--- start ---
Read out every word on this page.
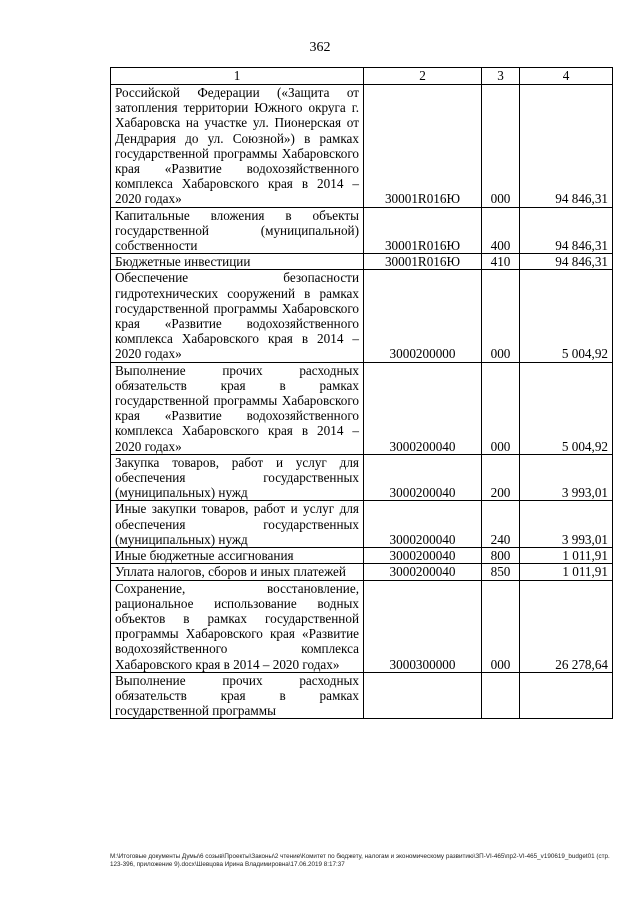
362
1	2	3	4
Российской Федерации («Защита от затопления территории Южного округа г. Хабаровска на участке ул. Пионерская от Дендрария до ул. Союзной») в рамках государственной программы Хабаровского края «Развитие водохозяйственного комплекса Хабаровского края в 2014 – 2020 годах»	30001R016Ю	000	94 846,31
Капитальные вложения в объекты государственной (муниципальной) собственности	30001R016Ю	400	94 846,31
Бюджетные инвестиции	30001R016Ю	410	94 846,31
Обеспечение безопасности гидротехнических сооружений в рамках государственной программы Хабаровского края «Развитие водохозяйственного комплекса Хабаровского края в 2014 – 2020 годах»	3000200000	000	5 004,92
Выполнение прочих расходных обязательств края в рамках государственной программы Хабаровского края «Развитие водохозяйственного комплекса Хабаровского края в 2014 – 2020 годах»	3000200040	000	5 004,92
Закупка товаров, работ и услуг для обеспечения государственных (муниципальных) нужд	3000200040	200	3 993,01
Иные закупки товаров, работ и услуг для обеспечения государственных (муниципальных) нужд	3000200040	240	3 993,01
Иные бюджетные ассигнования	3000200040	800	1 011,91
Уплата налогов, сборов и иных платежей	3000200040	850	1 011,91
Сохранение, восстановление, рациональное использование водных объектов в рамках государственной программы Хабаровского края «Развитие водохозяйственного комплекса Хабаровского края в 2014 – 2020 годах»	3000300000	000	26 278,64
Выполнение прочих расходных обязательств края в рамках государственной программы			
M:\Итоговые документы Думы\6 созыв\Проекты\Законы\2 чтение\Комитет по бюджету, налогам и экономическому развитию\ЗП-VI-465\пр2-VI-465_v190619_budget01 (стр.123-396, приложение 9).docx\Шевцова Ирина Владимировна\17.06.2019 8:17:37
--- end ---
--- start ---
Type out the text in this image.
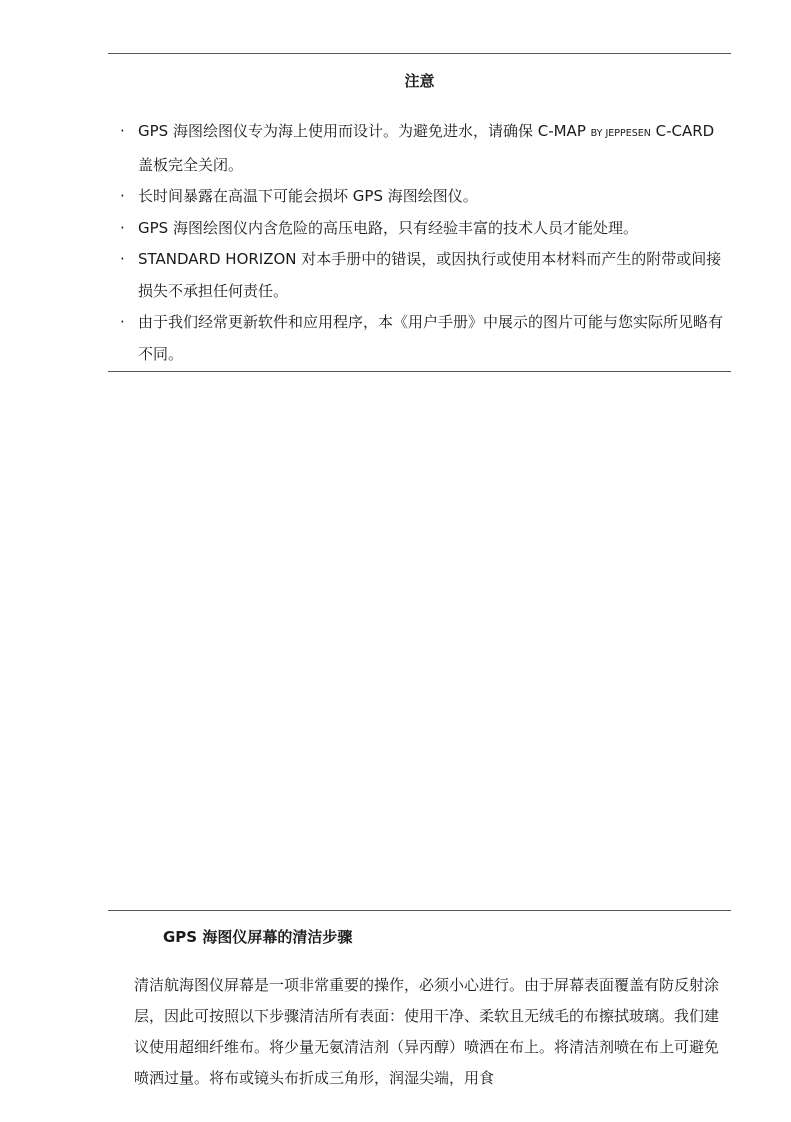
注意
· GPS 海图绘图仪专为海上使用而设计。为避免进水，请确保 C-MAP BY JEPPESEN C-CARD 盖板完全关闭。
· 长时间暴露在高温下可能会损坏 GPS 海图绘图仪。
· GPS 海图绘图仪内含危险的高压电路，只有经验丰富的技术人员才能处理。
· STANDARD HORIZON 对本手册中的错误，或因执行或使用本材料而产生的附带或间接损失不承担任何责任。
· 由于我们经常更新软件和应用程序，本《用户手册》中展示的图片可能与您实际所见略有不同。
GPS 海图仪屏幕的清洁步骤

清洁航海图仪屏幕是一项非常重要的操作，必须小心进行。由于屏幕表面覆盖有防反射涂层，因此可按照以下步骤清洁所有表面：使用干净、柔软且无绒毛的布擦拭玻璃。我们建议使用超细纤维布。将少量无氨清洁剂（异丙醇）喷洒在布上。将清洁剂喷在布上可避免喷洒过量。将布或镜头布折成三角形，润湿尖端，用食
--- end ---
● **Problem**: In the listing, find all lines with the string "Выполнение" and copy them.

● **Solved exercise**:
Выполнение прочих расходных обязательств края в рамках государственной программы Хабаровского края «Развитие водохозяйственного комплекса Хабаровского края в 2014 – 2020 годах»	3000200040	000	5 004,92
Выполнение прочих расходных обязательств края в рамках государственной программы			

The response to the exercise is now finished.